THE PROBLEM:
For every line in the data below that contains "Costs", copy the line.

## START DATA FOR THIS EXERCISE

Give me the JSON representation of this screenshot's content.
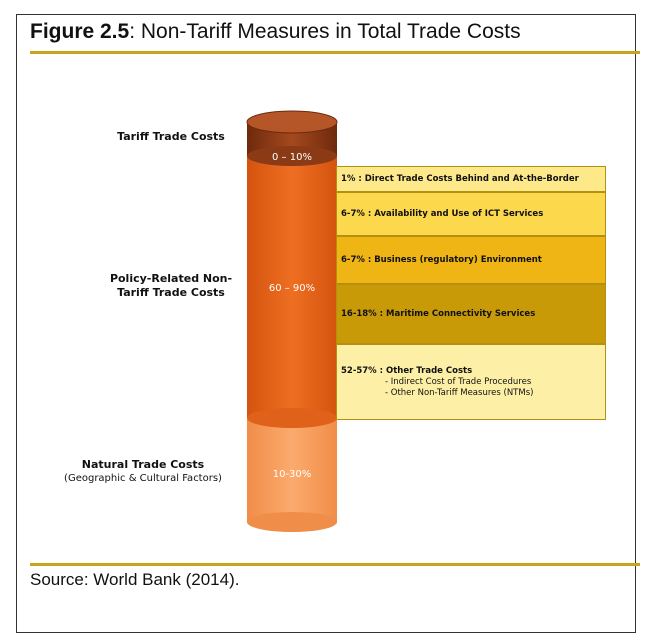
{
  "figure": {
    "number": "Figure 2.5",
    "caption": ": Non-Tariff Measures in Total Trade Costs",
    "source": "Source: World Bank (2014)."
  },
  "cylinder": {
    "segments": [
      {
        "range": "0 – 10%",
        "color": "#8b3a16"
      },
      {
        "range": "60 – 90%",
        "color": "#e8661c"
      },
      {
        "range": "10-30%",
        "color": "#f9a262"
      }
    ]
  },
  "left_labels": {
    "tariff": "Tariff Trade Costs",
    "policy_line1": "Policy-Related Non-",
    "policy_line2": "Tariff Trade Costs",
    "natural": "Natural Trade Costs",
    "natural_sub": "(Geographic & Cultural Factors)"
  },
  "breakdown": [
    {
      "text": "1% : Direct Trade Costs Behind and At-the-Border",
      "color": "#fde98a"
    },
    {
      "text": "6-7% : Availability and Use of ICT Services",
      "color": "#fbd84c"
    },
    {
      "text": "6-7% : Business (regulatory) Environment",
      "color": "#efb514"
    },
    {
      "text": "16-18% : Maritime Connectivity Services",
      "color": "#c89a08"
    },
    {
      "text": "52-57% : Other Trade Costs",
      "color": "#fdf0a6",
      "details": [
        "- Indirect Cost of Trade Procedures",
        "- Other Non-Tariff Measures (NTMs)"
      ]
    }
  ]
}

## END DATA FOR THIS EXERCISE

ANSWER TO THE EXERCISE:
    "caption": ": Non-Tariff Measures in Total Trade Costs",
    "tariff": "Tariff Trade Costs",
    "policy_line2": "Tariff Trade Costs",
    "natural": "Natural Trade Costs",
      "text": "1% : Direct Trade Costs Behind and At-the-Border",
      "text": "52-57% : Other Trade Costs",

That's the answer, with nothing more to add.